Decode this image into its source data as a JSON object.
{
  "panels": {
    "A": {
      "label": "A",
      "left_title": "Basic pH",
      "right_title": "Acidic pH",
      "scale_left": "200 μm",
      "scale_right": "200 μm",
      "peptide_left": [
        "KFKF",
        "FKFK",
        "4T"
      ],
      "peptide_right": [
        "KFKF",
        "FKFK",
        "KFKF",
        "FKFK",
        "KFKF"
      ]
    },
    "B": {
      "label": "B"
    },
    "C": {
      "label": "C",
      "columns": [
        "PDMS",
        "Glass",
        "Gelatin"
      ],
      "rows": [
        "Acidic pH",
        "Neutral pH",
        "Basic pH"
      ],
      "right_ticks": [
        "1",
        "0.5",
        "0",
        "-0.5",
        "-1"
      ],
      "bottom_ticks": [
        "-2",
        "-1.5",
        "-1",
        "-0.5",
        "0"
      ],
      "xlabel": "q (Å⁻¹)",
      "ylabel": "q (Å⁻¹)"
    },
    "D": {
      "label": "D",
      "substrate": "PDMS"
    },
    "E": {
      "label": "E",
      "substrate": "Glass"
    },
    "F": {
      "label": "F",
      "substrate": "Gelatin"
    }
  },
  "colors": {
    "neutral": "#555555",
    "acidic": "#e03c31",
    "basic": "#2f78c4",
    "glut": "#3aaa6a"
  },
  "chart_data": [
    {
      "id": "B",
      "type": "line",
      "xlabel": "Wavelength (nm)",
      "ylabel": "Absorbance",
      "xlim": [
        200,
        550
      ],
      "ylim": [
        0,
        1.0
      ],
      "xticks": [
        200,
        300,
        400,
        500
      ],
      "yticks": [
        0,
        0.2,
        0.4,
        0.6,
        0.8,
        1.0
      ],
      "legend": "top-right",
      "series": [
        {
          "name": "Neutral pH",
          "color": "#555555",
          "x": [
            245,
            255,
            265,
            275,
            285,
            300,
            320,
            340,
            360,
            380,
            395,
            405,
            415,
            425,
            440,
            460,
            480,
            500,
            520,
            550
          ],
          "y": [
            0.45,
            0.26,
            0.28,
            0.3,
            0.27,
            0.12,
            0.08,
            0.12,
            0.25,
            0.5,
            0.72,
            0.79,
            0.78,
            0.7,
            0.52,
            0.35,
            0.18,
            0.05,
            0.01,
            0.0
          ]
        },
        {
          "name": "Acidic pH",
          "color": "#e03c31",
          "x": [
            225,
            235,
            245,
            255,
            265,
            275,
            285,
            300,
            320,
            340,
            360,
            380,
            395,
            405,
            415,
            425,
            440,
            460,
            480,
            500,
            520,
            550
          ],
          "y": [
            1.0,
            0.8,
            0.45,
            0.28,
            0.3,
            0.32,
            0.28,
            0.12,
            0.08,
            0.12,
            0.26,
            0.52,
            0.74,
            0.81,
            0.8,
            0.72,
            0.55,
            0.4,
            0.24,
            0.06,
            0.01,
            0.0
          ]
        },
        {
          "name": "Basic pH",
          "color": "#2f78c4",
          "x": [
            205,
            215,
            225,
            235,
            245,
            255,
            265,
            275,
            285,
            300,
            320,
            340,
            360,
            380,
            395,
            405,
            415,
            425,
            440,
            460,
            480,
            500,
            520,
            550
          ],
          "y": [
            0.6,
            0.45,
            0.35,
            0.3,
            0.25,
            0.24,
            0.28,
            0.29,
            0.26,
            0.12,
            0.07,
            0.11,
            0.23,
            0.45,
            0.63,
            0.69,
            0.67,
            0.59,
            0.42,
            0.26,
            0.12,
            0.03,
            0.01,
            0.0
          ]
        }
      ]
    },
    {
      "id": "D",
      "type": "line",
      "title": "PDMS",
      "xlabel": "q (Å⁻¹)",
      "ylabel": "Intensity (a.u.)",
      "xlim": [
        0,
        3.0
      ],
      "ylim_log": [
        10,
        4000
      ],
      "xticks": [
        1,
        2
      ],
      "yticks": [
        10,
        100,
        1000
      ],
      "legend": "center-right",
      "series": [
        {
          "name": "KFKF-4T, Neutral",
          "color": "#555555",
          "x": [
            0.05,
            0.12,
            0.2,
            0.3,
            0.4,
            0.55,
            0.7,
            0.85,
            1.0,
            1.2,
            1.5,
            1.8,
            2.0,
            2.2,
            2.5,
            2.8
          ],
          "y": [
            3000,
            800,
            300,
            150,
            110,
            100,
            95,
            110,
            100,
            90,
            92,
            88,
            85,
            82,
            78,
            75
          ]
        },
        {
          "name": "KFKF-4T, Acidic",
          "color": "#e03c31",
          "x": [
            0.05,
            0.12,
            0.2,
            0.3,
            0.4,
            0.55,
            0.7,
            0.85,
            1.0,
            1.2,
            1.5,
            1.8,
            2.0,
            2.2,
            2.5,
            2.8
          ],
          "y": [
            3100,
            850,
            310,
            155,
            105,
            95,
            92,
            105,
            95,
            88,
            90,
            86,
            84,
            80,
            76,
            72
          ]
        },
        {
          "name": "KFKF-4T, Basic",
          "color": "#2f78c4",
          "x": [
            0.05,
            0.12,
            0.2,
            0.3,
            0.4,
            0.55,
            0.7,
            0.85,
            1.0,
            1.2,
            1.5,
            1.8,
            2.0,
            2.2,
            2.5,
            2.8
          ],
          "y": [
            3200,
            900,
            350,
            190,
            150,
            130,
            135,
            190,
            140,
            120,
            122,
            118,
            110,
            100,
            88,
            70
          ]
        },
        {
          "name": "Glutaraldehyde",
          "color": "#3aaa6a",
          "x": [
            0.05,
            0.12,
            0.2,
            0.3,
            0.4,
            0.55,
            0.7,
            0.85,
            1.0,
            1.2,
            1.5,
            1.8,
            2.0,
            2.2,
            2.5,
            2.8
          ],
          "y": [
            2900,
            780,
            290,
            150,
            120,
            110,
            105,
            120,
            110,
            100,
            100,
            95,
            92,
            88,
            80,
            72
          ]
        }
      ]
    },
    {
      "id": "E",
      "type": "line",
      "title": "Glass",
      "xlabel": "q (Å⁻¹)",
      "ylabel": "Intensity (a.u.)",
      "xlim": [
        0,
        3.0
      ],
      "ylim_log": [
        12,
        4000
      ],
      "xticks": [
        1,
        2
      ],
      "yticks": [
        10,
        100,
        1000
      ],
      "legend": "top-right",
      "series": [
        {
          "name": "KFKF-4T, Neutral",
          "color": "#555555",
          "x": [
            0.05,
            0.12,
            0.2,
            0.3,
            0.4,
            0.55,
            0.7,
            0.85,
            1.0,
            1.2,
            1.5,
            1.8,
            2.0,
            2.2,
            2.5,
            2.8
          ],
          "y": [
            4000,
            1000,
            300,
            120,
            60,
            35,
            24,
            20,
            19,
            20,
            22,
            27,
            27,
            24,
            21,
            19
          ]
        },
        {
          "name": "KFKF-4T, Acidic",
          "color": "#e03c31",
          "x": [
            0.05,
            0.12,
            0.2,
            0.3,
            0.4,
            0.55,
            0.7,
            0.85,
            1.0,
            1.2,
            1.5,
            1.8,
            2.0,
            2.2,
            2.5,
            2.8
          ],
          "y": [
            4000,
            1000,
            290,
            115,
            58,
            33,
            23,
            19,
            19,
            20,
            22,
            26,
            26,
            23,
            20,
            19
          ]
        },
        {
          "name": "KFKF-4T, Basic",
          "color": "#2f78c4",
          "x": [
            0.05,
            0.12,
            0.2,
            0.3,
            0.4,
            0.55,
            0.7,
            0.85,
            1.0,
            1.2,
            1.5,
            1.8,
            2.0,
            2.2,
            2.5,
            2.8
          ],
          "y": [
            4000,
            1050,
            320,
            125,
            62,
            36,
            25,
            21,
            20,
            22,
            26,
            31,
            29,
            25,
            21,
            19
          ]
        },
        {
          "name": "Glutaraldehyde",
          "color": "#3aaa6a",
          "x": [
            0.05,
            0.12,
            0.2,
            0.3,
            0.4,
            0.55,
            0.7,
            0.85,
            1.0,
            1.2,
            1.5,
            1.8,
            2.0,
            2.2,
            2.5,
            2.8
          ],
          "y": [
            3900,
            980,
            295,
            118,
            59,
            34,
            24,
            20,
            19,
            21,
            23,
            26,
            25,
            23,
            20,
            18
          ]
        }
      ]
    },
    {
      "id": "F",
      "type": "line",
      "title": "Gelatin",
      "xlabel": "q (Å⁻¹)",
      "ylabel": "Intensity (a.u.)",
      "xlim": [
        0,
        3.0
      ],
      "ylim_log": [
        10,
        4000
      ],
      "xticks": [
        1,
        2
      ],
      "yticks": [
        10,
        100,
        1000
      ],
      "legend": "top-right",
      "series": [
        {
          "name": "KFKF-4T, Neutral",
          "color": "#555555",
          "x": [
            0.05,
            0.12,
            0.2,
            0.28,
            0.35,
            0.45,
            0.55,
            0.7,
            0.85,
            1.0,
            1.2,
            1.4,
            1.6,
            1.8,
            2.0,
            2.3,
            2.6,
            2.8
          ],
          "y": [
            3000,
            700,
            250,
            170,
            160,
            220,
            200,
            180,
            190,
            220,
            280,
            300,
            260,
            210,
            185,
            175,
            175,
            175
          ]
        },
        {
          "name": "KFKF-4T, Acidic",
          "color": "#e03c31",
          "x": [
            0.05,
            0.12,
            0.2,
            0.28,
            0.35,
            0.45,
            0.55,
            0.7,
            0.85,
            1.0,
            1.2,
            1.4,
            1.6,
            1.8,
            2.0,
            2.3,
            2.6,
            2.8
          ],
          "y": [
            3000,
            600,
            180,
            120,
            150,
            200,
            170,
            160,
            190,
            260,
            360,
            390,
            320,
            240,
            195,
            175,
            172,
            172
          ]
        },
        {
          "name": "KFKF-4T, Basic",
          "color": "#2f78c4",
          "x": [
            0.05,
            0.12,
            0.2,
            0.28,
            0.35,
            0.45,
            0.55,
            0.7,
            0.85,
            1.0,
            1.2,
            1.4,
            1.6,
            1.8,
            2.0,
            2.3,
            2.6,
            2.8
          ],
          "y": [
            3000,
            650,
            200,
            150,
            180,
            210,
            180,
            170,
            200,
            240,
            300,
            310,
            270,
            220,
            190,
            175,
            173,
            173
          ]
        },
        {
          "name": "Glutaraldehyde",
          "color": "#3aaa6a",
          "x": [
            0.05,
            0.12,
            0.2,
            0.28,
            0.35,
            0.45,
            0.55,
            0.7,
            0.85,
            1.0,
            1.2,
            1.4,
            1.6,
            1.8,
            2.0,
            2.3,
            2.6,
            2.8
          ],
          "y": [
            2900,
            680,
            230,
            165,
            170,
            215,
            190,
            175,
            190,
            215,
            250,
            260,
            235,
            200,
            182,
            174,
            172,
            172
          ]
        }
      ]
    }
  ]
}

━━━━━━━━

→ Work instruction: In the data above, find each line that has the word "substrate" and copy it out.

→ Worked solution:
      "substrate": "PDMS"
      "substrate": "Glass"
      "substrate": "Gelatin"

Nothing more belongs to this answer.